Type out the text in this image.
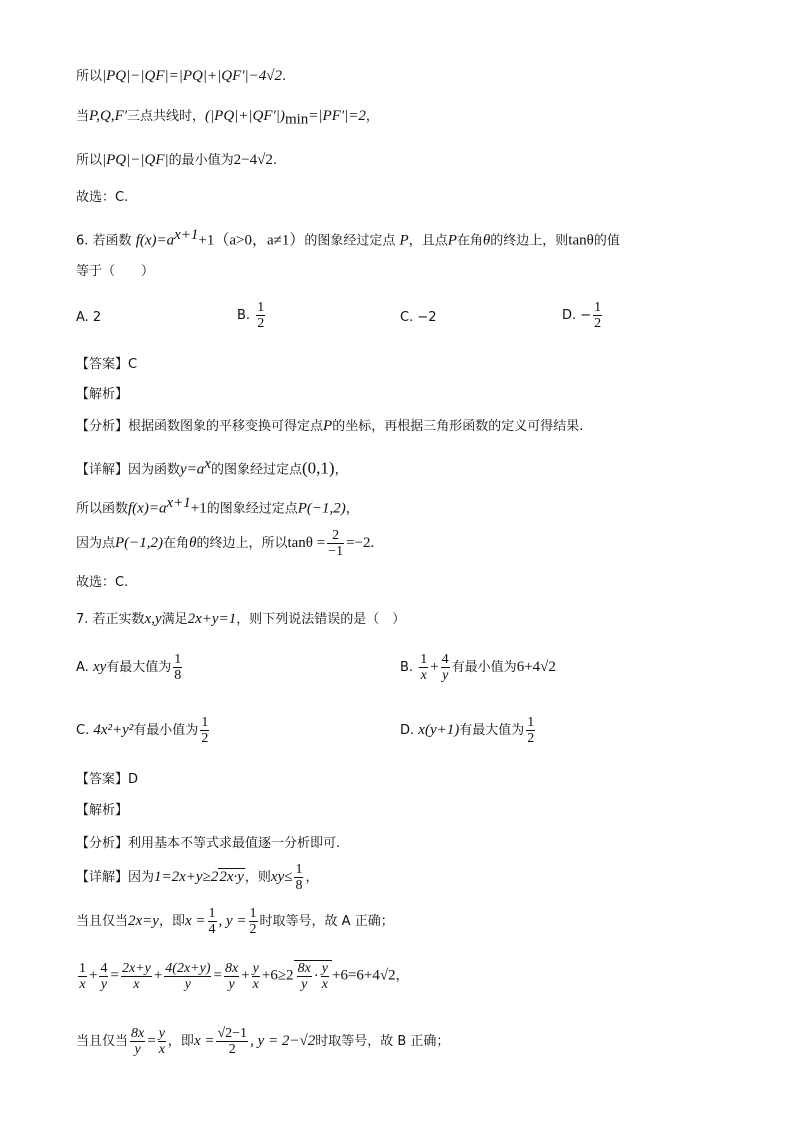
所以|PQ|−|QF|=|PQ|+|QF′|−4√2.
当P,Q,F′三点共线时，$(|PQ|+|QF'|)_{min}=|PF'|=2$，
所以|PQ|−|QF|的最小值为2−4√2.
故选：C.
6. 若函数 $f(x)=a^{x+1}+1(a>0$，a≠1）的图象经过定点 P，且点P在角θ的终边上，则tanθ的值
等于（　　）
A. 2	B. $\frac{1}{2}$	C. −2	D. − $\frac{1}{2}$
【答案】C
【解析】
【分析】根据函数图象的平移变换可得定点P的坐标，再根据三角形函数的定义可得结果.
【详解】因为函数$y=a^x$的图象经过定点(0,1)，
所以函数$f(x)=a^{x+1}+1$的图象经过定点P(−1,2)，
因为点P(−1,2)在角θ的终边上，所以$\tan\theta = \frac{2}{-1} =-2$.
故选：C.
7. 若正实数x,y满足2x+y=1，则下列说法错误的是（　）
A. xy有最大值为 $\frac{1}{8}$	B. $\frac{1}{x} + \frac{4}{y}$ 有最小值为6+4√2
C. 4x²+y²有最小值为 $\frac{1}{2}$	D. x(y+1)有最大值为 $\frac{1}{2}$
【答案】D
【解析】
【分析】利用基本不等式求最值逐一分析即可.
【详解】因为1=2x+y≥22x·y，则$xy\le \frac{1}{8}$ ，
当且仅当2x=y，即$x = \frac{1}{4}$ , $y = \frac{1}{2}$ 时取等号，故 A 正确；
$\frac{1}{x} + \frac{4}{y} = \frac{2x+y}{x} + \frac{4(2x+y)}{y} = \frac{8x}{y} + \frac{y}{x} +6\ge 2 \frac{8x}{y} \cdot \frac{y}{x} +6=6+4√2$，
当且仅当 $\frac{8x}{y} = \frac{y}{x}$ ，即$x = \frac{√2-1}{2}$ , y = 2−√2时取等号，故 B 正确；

---

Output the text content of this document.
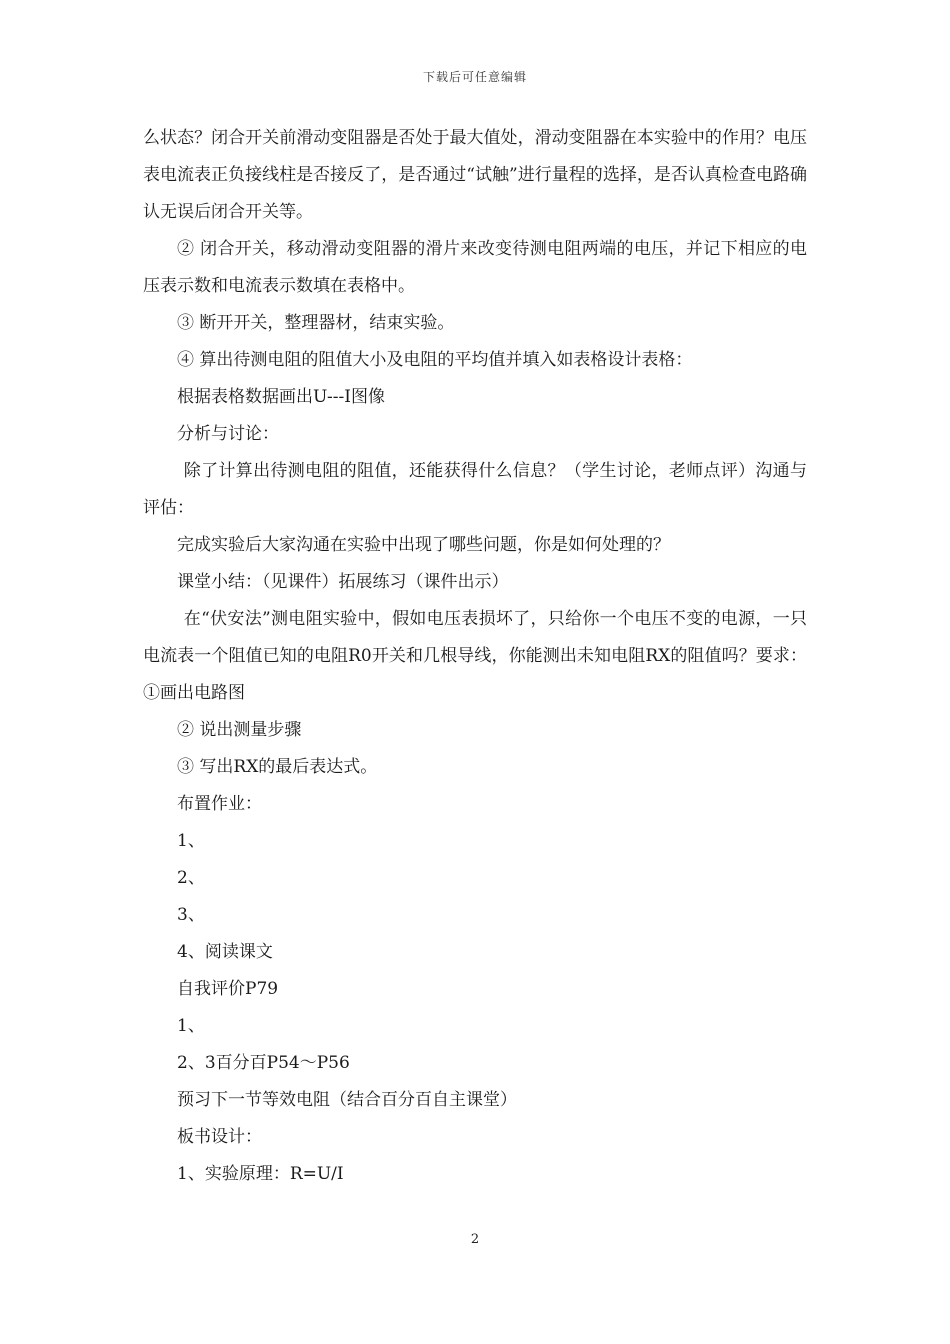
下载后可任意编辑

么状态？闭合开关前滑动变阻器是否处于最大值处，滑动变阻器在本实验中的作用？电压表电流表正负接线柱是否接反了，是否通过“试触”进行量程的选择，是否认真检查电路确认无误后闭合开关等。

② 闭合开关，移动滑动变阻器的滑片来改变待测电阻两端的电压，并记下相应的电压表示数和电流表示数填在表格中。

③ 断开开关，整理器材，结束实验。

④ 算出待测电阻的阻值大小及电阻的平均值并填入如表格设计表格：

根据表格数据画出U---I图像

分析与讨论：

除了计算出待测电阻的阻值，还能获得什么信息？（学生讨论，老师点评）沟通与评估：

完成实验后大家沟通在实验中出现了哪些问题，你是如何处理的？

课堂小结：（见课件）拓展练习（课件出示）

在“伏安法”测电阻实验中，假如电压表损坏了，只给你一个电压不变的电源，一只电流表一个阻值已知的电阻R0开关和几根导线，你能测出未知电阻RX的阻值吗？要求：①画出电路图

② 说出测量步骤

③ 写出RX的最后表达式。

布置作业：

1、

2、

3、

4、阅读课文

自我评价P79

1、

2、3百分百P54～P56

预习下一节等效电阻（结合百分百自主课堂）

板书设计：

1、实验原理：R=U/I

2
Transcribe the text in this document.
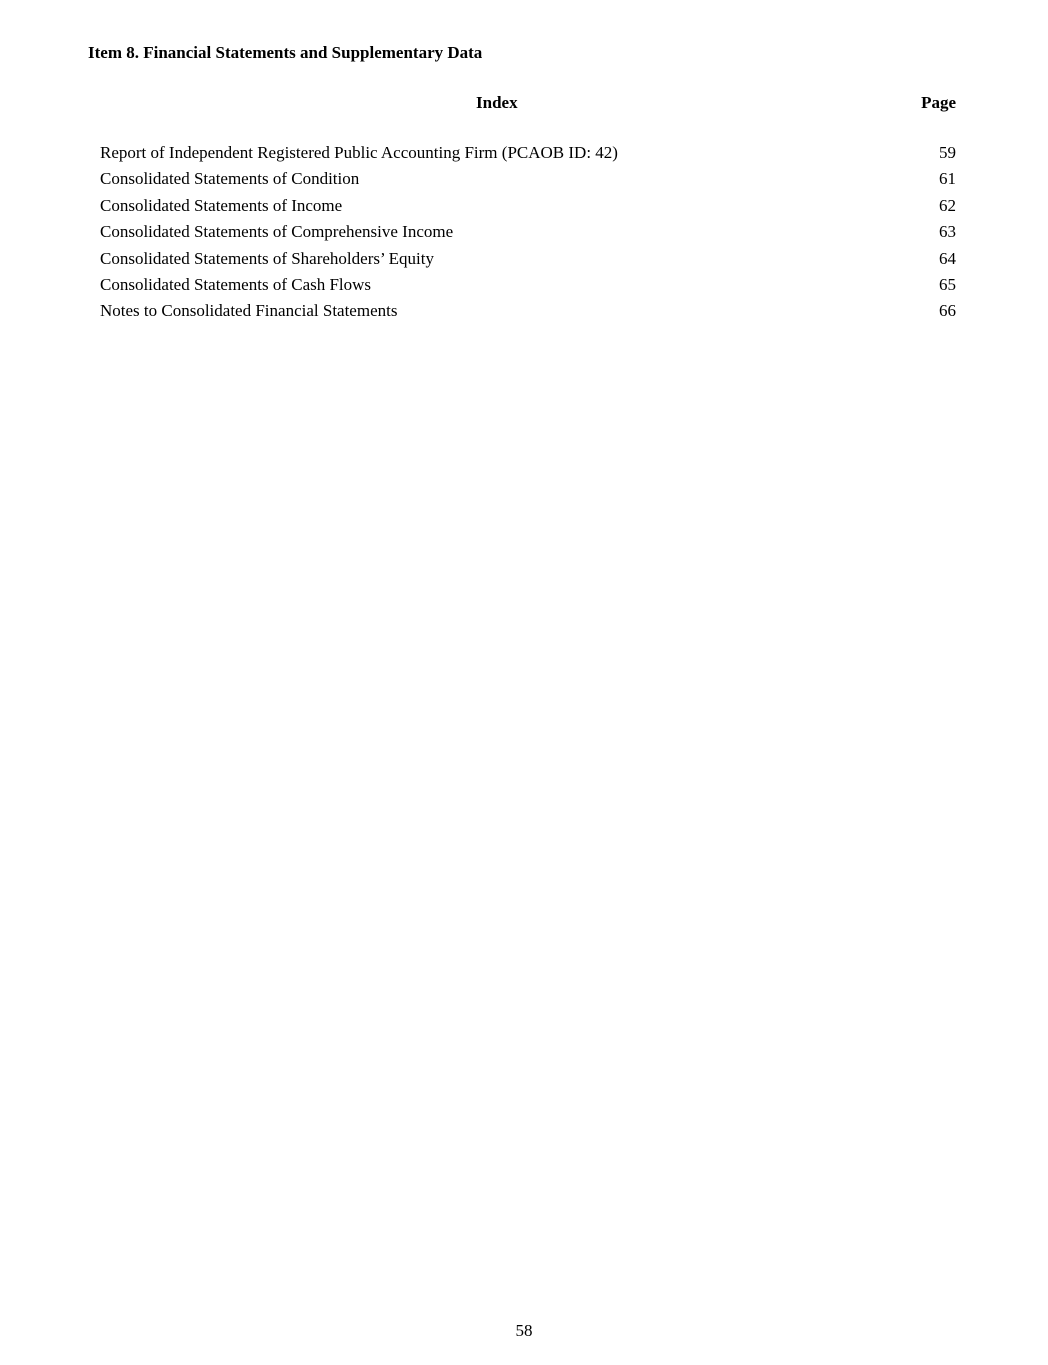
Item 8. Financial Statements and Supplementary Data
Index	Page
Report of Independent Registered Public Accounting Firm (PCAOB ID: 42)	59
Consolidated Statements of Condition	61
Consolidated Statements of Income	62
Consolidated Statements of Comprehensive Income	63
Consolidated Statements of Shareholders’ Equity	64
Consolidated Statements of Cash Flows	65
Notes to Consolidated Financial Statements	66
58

---

PROBLEM DETAILS>
Looking at the records above, tally the lines holding "document" and reply with that number only.

EXERCISE OUTPUT>
2